# OBJECTIVE:
Show all lines holding "content".

** BEGIN MATERIAL SHOWN **

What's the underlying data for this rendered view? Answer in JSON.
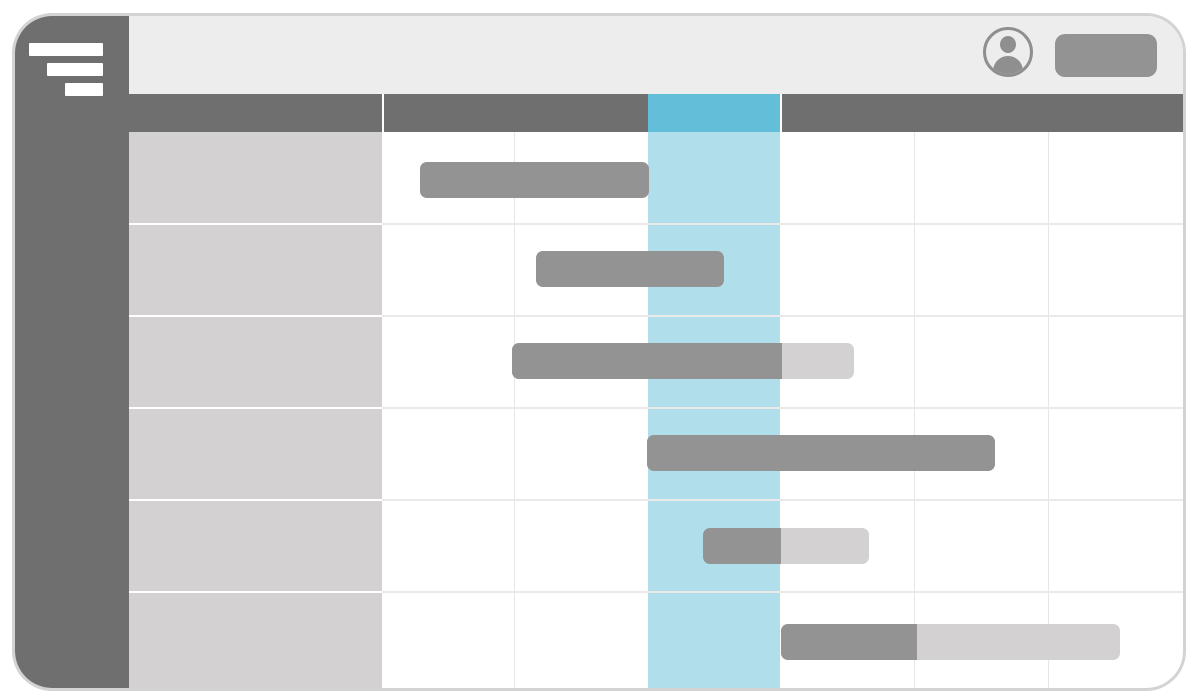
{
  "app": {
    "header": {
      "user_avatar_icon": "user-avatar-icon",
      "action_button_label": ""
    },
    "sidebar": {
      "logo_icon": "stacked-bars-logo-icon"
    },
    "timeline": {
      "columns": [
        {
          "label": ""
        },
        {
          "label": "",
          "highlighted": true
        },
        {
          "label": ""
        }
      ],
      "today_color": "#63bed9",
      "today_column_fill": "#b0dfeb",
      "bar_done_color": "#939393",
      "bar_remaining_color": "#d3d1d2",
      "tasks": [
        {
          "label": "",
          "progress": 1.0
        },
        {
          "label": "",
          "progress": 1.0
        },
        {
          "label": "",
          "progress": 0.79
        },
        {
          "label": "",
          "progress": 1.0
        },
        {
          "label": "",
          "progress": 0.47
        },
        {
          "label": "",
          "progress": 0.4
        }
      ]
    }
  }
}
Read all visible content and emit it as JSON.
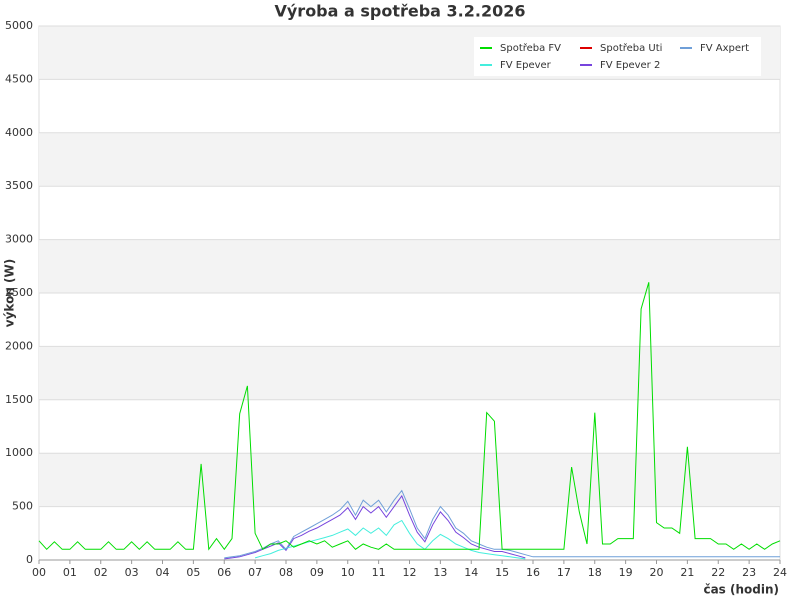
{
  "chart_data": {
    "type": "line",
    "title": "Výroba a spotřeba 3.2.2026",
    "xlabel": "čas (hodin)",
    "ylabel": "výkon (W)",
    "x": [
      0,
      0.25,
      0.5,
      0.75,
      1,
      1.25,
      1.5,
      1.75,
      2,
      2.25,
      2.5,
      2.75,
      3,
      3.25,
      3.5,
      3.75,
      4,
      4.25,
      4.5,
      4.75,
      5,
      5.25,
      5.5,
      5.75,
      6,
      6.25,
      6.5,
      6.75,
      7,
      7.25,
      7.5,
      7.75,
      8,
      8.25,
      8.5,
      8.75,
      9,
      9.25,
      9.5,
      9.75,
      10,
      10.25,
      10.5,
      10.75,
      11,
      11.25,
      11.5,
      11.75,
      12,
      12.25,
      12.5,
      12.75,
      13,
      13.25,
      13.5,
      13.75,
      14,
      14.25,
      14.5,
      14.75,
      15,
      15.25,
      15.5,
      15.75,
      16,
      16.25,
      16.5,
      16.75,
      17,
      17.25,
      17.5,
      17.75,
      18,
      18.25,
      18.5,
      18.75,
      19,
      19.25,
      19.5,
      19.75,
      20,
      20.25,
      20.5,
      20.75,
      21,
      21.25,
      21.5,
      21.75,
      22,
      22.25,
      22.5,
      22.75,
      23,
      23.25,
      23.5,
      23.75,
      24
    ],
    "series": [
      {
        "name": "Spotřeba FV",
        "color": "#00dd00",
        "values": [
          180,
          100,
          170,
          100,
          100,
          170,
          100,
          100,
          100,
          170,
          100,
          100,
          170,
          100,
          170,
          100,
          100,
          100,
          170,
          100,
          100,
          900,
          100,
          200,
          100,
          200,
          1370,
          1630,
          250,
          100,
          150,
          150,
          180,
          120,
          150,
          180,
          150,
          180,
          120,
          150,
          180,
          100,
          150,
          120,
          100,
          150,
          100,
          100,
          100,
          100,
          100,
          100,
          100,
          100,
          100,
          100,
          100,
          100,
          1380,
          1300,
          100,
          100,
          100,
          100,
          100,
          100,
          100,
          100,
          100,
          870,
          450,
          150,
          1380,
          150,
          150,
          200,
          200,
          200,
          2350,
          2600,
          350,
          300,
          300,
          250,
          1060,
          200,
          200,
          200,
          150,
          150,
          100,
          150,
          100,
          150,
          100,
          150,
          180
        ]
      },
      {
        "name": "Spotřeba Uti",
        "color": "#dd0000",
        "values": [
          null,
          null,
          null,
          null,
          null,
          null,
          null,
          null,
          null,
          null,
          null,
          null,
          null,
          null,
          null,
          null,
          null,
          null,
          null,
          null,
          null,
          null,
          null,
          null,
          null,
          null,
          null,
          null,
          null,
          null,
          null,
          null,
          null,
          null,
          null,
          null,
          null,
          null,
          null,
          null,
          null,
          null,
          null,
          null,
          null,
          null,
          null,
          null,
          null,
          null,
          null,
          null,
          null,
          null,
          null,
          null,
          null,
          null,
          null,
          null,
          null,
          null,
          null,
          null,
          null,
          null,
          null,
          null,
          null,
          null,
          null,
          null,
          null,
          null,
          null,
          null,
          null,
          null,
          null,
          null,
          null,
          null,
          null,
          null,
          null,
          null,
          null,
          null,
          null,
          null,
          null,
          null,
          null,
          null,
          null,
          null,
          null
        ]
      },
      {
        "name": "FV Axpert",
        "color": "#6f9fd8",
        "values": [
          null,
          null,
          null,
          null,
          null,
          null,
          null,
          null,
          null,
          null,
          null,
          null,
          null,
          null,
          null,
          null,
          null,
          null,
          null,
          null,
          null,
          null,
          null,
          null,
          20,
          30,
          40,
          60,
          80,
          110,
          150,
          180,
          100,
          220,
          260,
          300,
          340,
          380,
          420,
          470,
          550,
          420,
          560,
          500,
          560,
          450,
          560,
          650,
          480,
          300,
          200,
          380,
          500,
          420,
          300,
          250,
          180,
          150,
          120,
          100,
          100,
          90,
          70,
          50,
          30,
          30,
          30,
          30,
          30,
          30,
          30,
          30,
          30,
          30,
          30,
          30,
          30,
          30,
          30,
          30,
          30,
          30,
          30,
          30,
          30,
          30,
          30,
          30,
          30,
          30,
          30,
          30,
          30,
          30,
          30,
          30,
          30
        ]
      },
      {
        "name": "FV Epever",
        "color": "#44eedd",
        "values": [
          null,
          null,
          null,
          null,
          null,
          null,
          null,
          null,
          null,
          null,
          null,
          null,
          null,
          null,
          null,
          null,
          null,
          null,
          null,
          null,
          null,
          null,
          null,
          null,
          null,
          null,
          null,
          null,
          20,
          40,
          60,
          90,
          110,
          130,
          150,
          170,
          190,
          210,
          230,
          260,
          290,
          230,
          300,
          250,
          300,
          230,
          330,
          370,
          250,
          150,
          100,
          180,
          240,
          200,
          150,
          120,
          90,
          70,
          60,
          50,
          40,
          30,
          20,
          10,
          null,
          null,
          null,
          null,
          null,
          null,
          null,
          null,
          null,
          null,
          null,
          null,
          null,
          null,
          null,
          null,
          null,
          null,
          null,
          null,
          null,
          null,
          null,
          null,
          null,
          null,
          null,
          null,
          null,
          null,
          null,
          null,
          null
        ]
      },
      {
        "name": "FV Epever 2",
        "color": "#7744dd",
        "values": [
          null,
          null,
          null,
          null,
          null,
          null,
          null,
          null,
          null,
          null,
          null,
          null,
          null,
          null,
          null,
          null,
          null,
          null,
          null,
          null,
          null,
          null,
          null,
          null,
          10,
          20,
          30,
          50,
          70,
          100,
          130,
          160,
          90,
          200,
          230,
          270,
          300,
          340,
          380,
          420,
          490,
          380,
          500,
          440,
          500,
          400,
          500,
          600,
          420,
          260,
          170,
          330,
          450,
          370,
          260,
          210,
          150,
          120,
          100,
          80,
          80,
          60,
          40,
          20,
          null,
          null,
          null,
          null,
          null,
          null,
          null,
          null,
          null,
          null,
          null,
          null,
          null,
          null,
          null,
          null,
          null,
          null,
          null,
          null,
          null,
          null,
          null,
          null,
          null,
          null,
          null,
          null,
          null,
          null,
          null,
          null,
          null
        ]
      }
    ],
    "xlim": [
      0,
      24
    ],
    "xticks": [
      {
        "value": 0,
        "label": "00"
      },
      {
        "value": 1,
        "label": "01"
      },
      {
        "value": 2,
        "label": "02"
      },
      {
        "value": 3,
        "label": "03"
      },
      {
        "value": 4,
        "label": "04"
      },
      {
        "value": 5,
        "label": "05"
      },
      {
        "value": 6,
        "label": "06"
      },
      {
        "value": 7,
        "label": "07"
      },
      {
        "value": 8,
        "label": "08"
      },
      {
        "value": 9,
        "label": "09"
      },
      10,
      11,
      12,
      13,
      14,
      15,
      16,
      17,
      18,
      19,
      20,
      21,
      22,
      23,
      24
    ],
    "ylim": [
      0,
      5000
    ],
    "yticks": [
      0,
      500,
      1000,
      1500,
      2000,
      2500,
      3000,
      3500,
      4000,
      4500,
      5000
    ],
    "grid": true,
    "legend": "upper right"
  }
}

** END MATERIAL SHOWN **
** BEGIN MATERIAL SHOWN **

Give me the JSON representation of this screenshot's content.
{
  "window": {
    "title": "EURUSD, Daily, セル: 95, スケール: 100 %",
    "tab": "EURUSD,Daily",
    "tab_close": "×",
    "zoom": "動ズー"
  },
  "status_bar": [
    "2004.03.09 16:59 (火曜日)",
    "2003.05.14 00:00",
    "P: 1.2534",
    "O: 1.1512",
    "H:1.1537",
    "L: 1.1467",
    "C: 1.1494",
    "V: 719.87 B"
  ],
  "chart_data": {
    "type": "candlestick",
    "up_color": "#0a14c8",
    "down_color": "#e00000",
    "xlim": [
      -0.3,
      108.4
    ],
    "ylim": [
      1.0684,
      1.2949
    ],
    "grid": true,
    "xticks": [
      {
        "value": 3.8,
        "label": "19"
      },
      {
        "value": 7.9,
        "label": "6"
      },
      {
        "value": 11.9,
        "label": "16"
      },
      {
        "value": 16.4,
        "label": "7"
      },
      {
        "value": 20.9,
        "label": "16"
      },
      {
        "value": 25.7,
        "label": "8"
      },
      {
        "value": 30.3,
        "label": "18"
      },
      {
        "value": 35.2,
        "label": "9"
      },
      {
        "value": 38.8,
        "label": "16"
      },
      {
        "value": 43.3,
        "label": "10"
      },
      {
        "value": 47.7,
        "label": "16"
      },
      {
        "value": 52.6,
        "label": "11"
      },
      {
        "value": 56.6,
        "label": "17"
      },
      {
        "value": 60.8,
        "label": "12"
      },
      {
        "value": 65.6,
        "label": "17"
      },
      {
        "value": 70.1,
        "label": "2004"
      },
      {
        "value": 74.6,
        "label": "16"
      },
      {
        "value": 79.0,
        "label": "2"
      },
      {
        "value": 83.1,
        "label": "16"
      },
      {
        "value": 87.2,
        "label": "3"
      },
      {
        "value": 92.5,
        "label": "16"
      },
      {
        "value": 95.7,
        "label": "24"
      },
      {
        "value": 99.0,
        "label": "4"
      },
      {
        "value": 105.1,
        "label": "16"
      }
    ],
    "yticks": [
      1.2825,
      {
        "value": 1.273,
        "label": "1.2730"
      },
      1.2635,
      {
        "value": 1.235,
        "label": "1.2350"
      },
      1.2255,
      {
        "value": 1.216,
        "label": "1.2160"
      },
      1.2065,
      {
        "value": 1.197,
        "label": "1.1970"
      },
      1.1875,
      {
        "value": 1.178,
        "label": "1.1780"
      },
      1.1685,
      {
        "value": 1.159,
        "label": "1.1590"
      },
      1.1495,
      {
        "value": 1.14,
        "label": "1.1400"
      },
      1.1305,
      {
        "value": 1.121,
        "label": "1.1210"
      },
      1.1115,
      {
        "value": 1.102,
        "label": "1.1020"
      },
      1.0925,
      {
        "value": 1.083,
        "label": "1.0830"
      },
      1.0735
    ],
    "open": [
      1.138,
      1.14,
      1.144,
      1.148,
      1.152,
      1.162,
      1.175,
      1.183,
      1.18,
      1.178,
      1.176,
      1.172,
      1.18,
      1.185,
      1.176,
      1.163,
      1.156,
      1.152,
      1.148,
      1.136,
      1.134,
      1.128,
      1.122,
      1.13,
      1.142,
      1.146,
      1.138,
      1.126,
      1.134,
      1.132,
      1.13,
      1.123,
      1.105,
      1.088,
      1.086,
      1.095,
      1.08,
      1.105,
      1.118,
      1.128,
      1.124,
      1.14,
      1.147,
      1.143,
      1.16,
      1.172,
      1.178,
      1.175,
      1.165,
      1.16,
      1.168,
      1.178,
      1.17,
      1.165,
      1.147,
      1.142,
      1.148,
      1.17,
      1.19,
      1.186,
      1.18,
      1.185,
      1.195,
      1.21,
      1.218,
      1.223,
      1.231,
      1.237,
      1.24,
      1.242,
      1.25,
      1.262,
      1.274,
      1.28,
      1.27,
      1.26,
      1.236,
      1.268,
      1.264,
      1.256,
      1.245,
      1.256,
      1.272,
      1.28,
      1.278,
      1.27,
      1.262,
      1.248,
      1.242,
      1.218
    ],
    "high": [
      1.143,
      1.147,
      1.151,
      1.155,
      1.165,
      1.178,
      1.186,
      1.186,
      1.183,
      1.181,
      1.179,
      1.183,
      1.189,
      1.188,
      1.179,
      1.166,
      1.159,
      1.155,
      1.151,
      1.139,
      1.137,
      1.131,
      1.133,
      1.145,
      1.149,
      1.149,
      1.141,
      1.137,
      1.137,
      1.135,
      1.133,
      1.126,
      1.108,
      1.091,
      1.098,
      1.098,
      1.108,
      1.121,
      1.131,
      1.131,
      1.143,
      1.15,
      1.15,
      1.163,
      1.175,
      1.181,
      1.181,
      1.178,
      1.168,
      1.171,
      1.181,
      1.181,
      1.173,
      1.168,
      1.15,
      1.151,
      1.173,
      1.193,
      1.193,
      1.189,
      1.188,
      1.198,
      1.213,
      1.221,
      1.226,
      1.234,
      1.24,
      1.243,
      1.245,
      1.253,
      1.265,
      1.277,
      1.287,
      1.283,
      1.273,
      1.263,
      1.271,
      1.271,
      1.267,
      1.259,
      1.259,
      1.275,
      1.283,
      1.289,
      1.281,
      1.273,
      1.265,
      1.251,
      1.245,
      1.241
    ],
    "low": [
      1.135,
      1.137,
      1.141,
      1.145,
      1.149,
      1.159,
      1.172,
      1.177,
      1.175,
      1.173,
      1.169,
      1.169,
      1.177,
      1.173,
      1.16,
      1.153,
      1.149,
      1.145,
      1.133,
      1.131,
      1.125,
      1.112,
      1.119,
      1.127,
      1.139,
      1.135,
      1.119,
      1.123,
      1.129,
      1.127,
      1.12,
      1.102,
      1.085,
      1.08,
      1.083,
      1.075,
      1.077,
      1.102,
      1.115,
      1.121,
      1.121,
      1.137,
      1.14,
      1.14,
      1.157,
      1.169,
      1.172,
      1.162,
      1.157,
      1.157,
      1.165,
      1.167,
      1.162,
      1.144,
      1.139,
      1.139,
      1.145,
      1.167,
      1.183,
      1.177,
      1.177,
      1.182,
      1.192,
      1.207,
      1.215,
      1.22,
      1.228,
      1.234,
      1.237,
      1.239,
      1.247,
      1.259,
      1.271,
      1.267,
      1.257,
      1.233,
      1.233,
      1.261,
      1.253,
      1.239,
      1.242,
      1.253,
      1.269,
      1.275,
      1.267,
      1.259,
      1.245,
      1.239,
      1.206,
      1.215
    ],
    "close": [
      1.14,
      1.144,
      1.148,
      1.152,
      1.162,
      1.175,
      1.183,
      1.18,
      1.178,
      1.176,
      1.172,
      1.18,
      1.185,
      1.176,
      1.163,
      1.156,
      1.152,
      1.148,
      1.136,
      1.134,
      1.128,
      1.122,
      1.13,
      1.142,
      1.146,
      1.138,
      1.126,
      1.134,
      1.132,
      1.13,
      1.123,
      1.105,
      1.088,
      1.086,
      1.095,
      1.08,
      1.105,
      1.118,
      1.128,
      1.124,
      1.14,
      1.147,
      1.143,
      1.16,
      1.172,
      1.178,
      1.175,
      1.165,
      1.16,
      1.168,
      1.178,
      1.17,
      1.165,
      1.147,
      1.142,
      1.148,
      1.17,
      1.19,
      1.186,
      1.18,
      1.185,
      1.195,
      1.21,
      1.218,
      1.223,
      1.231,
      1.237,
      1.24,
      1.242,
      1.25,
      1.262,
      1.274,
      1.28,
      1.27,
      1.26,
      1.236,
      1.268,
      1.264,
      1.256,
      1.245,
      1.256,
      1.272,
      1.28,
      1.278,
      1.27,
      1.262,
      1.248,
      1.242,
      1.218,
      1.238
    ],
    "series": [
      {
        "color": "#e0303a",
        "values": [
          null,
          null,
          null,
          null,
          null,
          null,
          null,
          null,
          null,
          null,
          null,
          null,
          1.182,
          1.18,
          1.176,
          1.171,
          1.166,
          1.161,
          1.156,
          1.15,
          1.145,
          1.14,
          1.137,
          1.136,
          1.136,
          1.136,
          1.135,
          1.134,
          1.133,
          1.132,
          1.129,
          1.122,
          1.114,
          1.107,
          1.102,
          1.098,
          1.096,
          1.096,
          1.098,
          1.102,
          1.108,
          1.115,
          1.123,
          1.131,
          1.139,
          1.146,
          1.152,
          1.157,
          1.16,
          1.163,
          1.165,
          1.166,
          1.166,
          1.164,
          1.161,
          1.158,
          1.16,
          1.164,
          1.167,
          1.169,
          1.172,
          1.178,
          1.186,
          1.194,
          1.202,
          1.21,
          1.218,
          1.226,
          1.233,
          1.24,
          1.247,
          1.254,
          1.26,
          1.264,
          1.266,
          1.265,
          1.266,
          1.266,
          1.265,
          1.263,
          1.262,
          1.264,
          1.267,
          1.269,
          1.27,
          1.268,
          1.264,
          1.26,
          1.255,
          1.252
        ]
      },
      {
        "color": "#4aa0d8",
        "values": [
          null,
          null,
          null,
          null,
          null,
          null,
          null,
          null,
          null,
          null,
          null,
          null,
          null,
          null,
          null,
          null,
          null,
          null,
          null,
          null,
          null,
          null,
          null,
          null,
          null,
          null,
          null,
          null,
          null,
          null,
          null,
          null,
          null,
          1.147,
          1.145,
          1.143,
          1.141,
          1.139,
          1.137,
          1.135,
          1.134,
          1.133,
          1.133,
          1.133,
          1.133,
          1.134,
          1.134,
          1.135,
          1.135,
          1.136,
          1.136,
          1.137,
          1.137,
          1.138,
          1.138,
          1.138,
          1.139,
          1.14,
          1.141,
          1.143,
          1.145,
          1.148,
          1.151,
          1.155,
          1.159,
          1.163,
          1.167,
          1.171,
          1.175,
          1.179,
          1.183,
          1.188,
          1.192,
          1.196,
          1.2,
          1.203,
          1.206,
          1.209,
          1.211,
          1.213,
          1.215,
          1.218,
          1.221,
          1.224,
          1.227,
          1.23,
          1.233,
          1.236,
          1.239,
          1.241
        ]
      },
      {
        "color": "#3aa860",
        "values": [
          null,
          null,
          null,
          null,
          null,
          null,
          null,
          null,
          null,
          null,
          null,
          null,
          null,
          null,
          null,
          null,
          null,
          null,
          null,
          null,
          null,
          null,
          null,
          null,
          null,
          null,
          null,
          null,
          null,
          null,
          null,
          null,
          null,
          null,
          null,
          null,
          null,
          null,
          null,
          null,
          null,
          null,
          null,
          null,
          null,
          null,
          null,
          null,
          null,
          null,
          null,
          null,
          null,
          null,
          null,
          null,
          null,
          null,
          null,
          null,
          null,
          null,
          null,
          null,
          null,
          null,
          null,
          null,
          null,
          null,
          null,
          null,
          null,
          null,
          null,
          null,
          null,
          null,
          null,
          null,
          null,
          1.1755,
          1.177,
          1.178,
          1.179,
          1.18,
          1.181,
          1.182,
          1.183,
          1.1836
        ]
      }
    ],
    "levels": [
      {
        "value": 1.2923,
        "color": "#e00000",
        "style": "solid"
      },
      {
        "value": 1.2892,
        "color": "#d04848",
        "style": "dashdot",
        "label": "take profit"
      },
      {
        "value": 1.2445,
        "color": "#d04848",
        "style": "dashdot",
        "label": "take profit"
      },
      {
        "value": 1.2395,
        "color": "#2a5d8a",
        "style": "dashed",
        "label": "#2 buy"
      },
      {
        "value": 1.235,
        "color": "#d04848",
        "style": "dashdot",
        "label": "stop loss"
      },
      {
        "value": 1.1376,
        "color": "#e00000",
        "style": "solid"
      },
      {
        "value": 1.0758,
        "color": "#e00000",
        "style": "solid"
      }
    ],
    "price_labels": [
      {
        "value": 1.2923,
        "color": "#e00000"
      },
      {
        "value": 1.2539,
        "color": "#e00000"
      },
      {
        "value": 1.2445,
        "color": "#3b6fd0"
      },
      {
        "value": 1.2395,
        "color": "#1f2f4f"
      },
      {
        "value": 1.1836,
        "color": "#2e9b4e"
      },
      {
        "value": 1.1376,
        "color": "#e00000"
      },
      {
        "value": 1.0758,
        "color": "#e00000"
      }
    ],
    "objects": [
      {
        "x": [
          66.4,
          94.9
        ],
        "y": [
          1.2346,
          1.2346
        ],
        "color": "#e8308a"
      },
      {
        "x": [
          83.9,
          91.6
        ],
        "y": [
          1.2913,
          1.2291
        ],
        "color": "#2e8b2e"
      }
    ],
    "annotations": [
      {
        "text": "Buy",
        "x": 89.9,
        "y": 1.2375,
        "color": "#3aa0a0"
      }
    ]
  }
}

** END MATERIAL SHOWN **

# TASK RESULT:
Read all visible content and emit it as JSON.
Give me the JSON representation of this screenshot's content.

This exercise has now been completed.